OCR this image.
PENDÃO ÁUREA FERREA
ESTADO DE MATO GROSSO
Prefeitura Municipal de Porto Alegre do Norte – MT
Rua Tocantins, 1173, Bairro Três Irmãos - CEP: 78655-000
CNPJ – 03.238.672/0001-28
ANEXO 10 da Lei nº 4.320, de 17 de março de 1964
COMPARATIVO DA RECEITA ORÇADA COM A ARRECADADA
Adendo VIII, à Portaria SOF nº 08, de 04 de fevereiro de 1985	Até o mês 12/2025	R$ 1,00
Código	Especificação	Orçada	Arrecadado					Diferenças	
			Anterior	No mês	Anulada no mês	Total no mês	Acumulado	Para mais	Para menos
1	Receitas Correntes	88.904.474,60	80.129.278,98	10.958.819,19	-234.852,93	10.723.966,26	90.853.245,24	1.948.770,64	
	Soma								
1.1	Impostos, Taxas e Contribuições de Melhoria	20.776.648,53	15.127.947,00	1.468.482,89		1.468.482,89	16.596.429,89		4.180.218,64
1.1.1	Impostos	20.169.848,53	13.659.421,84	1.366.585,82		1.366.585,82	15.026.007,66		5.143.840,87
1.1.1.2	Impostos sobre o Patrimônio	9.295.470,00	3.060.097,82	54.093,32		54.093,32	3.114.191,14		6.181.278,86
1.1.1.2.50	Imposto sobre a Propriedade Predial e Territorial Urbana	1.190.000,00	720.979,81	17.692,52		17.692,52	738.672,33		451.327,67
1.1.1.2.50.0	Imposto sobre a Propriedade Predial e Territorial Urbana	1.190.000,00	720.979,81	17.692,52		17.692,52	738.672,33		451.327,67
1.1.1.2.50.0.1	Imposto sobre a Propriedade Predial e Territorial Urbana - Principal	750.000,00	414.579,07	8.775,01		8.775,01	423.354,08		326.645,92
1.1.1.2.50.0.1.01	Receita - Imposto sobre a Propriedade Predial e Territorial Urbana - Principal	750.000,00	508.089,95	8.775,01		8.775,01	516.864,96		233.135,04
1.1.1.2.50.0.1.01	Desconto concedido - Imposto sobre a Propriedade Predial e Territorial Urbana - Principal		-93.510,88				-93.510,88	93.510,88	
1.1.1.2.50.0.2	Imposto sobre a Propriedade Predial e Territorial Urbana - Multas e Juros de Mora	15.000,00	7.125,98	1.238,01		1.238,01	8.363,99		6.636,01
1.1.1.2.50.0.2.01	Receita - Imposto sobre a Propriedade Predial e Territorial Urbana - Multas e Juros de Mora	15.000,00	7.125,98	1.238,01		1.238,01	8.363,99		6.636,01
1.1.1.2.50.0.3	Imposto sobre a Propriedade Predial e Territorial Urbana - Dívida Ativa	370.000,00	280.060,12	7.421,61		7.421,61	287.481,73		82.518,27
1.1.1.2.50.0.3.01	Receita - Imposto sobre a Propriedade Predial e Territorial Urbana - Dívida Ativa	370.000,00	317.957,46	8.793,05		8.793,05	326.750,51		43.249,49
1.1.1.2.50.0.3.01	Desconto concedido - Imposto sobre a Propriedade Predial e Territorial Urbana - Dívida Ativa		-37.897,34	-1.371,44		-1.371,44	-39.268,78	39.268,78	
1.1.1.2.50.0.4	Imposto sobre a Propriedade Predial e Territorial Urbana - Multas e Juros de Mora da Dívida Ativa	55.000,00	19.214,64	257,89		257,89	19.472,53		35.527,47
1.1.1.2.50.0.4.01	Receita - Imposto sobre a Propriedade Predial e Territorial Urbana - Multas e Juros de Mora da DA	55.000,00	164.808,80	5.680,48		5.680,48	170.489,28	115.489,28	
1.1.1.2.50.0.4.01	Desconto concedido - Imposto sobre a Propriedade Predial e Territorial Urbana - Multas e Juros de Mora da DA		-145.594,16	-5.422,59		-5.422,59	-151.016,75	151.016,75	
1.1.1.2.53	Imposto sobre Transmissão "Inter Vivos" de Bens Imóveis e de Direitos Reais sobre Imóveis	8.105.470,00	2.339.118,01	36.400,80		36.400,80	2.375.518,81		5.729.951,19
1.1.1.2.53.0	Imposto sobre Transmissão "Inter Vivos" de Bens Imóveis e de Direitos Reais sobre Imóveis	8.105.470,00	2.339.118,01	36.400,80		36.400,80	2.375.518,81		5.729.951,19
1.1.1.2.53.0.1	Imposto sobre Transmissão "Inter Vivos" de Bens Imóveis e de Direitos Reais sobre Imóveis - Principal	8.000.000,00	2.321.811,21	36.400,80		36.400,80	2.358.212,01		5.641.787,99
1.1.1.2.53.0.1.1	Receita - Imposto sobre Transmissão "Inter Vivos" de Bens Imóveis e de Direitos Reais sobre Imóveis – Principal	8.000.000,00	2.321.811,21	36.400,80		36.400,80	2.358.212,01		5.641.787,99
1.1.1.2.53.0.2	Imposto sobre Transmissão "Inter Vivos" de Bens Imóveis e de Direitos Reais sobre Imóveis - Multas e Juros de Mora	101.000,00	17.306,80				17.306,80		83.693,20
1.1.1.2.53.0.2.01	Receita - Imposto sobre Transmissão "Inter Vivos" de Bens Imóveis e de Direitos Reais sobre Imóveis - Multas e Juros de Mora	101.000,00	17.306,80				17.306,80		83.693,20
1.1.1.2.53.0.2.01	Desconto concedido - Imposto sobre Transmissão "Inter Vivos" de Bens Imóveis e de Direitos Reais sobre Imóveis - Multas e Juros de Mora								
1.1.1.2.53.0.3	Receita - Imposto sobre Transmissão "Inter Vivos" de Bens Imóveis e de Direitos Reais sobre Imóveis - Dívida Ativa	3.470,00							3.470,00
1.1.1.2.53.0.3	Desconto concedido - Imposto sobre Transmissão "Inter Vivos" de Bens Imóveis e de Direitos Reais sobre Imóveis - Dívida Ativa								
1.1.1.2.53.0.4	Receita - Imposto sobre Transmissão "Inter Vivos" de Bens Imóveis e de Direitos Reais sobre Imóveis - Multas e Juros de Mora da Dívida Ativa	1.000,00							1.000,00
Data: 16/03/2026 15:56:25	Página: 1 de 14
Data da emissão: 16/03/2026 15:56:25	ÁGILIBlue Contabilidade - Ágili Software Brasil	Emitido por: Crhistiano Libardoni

__________

[Exercise directions] What is the number of lines that hold the string "Impostos"? Reply with that number alone.

[Reply] 3